Material for this exercise:

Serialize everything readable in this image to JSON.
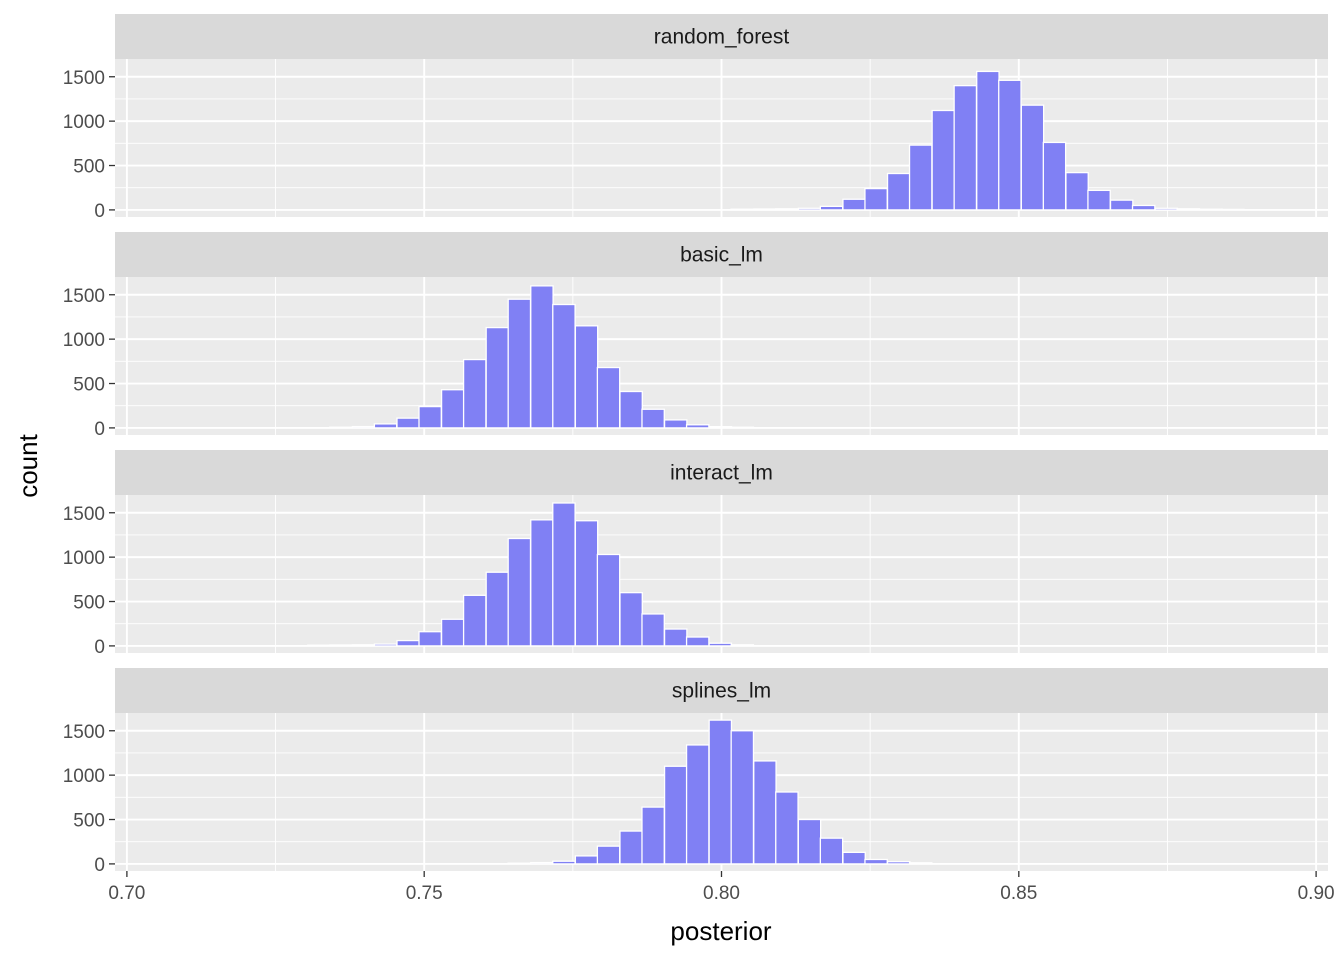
{
  "chart_data": {
    "type": "histogram",
    "xlabel": "posterior",
    "ylabel": "count",
    "xlim": [
      0.698,
      0.902
    ],
    "ylim": [
      -80,
      1700
    ],
    "bin_width": 0.00375,
    "x_ticks": [
      0.7,
      0.75,
      0.8,
      0.85,
      0.9
    ],
    "x_tick_labels": [
      "0.70",
      "0.75",
      "0.80",
      "0.85",
      "0.90"
    ],
    "y_ticks": [
      0,
      500,
      1000,
      1500
    ],
    "y_tick_labels": [
      "0",
      "500",
      "1000",
      "1500"
    ],
    "grid": true,
    "fill_color": "#8080f4",
    "bar_outline": "#ffffff",
    "panel_bg": "#ebebeb",
    "strip_bg": "#d9d9d9",
    "panels": [
      {
        "label": "random_forest",
        "bins": [
          {
            "x": 0.8035,
            "y": 8
          },
          {
            "x": 0.8073,
            "y": 10
          },
          {
            "x": 0.811,
            "y": 12
          },
          {
            "x": 0.8148,
            "y": 18
          },
          {
            "x": 0.8185,
            "y": 40
          },
          {
            "x": 0.8223,
            "y": 120
          },
          {
            "x": 0.826,
            "y": 240
          },
          {
            "x": 0.8298,
            "y": 410
          },
          {
            "x": 0.8335,
            "y": 730
          },
          {
            "x": 0.8373,
            "y": 1120
          },
          {
            "x": 0.841,
            "y": 1400
          },
          {
            "x": 0.8448,
            "y": 1560
          },
          {
            "x": 0.8485,
            "y": 1460
          },
          {
            "x": 0.8523,
            "y": 1180
          },
          {
            "x": 0.856,
            "y": 760
          },
          {
            "x": 0.8598,
            "y": 420
          },
          {
            "x": 0.8635,
            "y": 220
          },
          {
            "x": 0.8673,
            "y": 110
          },
          {
            "x": 0.871,
            "y": 50
          },
          {
            "x": 0.8748,
            "y": 18
          },
          {
            "x": 0.8785,
            "y": 12
          },
          {
            "x": 0.8823,
            "y": 8
          },
          {
            "x": 0.886,
            "y": 6
          }
        ]
      },
      {
        "label": "basic_lm",
        "bins": [
          {
            "x": 0.736,
            "y": 8
          },
          {
            "x": 0.7398,
            "y": 15
          },
          {
            "x": 0.7435,
            "y": 45
          },
          {
            "x": 0.7473,
            "y": 110
          },
          {
            "x": 0.751,
            "y": 240
          },
          {
            "x": 0.7548,
            "y": 430
          },
          {
            "x": 0.7585,
            "y": 770
          },
          {
            "x": 0.7623,
            "y": 1130
          },
          {
            "x": 0.766,
            "y": 1450
          },
          {
            "x": 0.7698,
            "y": 1600
          },
          {
            "x": 0.7735,
            "y": 1390
          },
          {
            "x": 0.7773,
            "y": 1150
          },
          {
            "x": 0.781,
            "y": 680
          },
          {
            "x": 0.7848,
            "y": 410
          },
          {
            "x": 0.7885,
            "y": 210
          },
          {
            "x": 0.7923,
            "y": 90
          },
          {
            "x": 0.796,
            "y": 35
          },
          {
            "x": 0.7998,
            "y": 14
          },
          {
            "x": 0.8035,
            "y": 8
          }
        ]
      },
      {
        "label": "interact_lm",
        "bins": [
          {
            "x": 0.7323,
            "y": 8
          },
          {
            "x": 0.736,
            "y": 10
          },
          {
            "x": 0.7398,
            "y": 12
          },
          {
            "x": 0.7435,
            "y": 20
          },
          {
            "x": 0.7473,
            "y": 60
          },
          {
            "x": 0.751,
            "y": 160
          },
          {
            "x": 0.7548,
            "y": 300
          },
          {
            "x": 0.7585,
            "y": 570
          },
          {
            "x": 0.7623,
            "y": 830
          },
          {
            "x": 0.766,
            "y": 1210
          },
          {
            "x": 0.7698,
            "y": 1420
          },
          {
            "x": 0.7735,
            "y": 1610
          },
          {
            "x": 0.7773,
            "y": 1410
          },
          {
            "x": 0.781,
            "y": 1030
          },
          {
            "x": 0.7848,
            "y": 600
          },
          {
            "x": 0.7885,
            "y": 360
          },
          {
            "x": 0.7923,
            "y": 190
          },
          {
            "x": 0.796,
            "y": 100
          },
          {
            "x": 0.7998,
            "y": 30
          },
          {
            "x": 0.8035,
            "y": 12
          }
        ]
      },
      {
        "label": "splines_lm",
        "bins": [
          {
            "x": 0.766,
            "y": 8
          },
          {
            "x": 0.7698,
            "y": 15
          },
          {
            "x": 0.7735,
            "y": 30
          },
          {
            "x": 0.7773,
            "y": 90
          },
          {
            "x": 0.781,
            "y": 200
          },
          {
            "x": 0.7848,
            "y": 370
          },
          {
            "x": 0.7885,
            "y": 640
          },
          {
            "x": 0.7923,
            "y": 1100
          },
          {
            "x": 0.796,
            "y": 1340
          },
          {
            "x": 0.7998,
            "y": 1620
          },
          {
            "x": 0.8035,
            "y": 1500
          },
          {
            "x": 0.8073,
            "y": 1160
          },
          {
            "x": 0.811,
            "y": 810
          },
          {
            "x": 0.8148,
            "y": 500
          },
          {
            "x": 0.8185,
            "y": 290
          },
          {
            "x": 0.8223,
            "y": 130
          },
          {
            "x": 0.826,
            "y": 50
          },
          {
            "x": 0.8298,
            "y": 25
          },
          {
            "x": 0.8335,
            "y": 12
          }
        ]
      }
    ]
  }
}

Do this: Every record above should come back exactly, but without its pictures.

Correct answer:
Serialize everything readable in this image to JSON.
{
  "chart_data": {
    "type": "histogram",
    "xlabel": "posterior",
    "ylabel": "count",
    "xlim": [
      0.698,
      0.902
    ],
    "ylim": [
      -80,
      1700
    ],
    "bin_width": 0.00375,
    "x_ticks": [
      0.7,
      0.75,
      0.8,
      0.85,
      0.9
    ],
    "x_tick_labels": [
      "0.70",
      "0.75",
      "0.80",
      "0.85",
      "0.90"
    ],
    "y_ticks": [
      0,
      500,
      1000,
      1500
    ],
    "y_tick_labels": [
      "0",
      "500",
      "1000",
      "1500"
    ],
    "grid": true,
    "fill_color": "#8080f4",
    "bar_outline": "#ffffff",
    "panel_bg": "#ebebeb",
    "strip_bg": "#d9d9d9",
    "panels": [
      {
        "label": "random_forest",
        "bins": [
          {
            "x": 0.8035,
            "y": 8
          },
          {
            "x": 0.8073,
            "y": 10
          },
          {
            "x": 0.811,
            "y": 12
          },
          {
            "x": 0.8148,
            "y": 18
          },
          {
            "x": 0.8185,
            "y": 40
          },
          {
            "x": 0.8223,
            "y": 120
          },
          {
            "x": 0.826,
            "y": 240
          },
          {
            "x": 0.8298,
            "y": 410
          },
          {
            "x": 0.8335,
            "y": 730
          },
          {
            "x": 0.8373,
            "y": 1120
          },
          {
            "x": 0.841,
            "y": 1400
          },
          {
            "x": 0.8448,
            "y": 1560
          },
          {
            "x": 0.8485,
            "y": 1460
          },
          {
            "x": 0.8523,
            "y": 1180
          },
          {
            "x": 0.856,
            "y": 760
          },
          {
            "x": 0.8598,
            "y": 420
          },
          {
            "x": 0.8635,
            "y": 220
          },
          {
            "x": 0.8673,
            "y": 110
          },
          {
            "x": 0.871,
            "y": 50
          },
          {
            "x": 0.8748,
            "y": 18
          },
          {
            "x": 0.8785,
            "y": 12
          },
          {
            "x": 0.8823,
            "y": 8
          },
          {
            "x": 0.886,
            "y": 6
          }
        ]
      },
      {
        "label": "basic_lm",
        "bins": [
          {
            "x": 0.736,
            "y": 8
          },
          {
            "x": 0.7398,
            "y": 15
          },
          {
            "x": 0.7435,
            "y": 45
          },
          {
            "x": 0.7473,
            "y": 110
          },
          {
            "x": 0.751,
            "y": 240
          },
          {
            "x": 0.7548,
            "y": 430
          },
          {
            "x": 0.7585,
            "y": 770
          },
          {
            "x": 0.7623,
            "y": 1130
          },
          {
            "x": 0.766,
            "y": 1450
          },
          {
            "x": 0.7698,
            "y": 1600
          },
          {
            "x": 0.7735,
            "y": 1390
          },
          {
            "x": 0.7773,
            "y": 1150
          },
          {
            "x": 0.781,
            "y": 680
          },
          {
            "x": 0.7848,
            "y": 410
          },
          {
            "x": 0.7885,
            "y": 210
          },
          {
            "x": 0.7923,
            "y": 90
          },
          {
            "x": 0.796,
            "y": 35
          },
          {
            "x": 0.7998,
            "y": 14
          },
          {
            "x": 0.8035,
            "y": 8
          }
        ]
      },
      {
        "label": "interact_lm",
        "bins": [
          {
            "x": 0.7323,
            "y": 8
          },
          {
            "x": 0.736,
            "y": 10
          },
          {
            "x": 0.7398,
            "y": 12
          },
          {
            "x": 0.7435,
            "y": 20
          },
          {
            "x": 0.7473,
            "y": 60
          },
          {
            "x": 0.751,
            "y": 160
          },
          {
            "x": 0.7548,
            "y": 300
          },
          {
            "x": 0.7585,
            "y": 570
          },
          {
            "x": 0.7623,
            "y": 830
          },
          {
            "x": 0.766,
            "y": 1210
          },
          {
            "x": 0.7698,
            "y": 1420
          },
          {
            "x": 0.7735,
            "y": 1610
          },
          {
            "x": 0.7773,
            "y": 1410
          },
          {
            "x": 0.781,
            "y": 1030
          },
          {
            "x": 0.7848,
            "y": 600
          },
          {
            "x": 0.7885,
            "y": 360
          },
          {
            "x": 0.7923,
            "y": 190
          },
          {
            "x": 0.796,
            "y": 100
          },
          {
            "x": 0.7998,
            "y": 30
          },
          {
            "x": 0.8035,
            "y": 12
          }
        ]
      },
      {
        "label": "splines_lm",
        "bins": [
          {
            "x": 0.766,
            "y": 8
          },
          {
            "x": 0.7698,
            "y": 15
          },
          {
            "x": 0.7735,
            "y": 30
          },
          {
            "x": 0.7773,
            "y": 90
          },
          {
            "x": 0.781,
            "y": 200
          },
          {
            "x": 0.7848,
            "y": 370
          },
          {
            "x": 0.7885,
            "y": 640
          },
          {
            "x": 0.7923,
            "y": 1100
          },
          {
            "x": 0.796,
            "y": 1340
          },
          {
            "x": 0.7998,
            "y": 1620
          },
          {
            "x": 0.8035,
            "y": 1500
          },
          {
            "x": 0.8073,
            "y": 1160
          },
          {
            "x": 0.811,
            "y": 810
          },
          {
            "x": 0.8148,
            "y": 500
          },
          {
            "x": 0.8185,
            "y": 290
          },
          {
            "x": 0.8223,
            "y": 130
          },
          {
            "x": 0.826,
            "y": 50
          },
          {
            "x": 0.8298,
            "y": 25
          },
          {
            "x": 0.8335,
            "y": 12
          }
        ]
      }
    ]
  }
}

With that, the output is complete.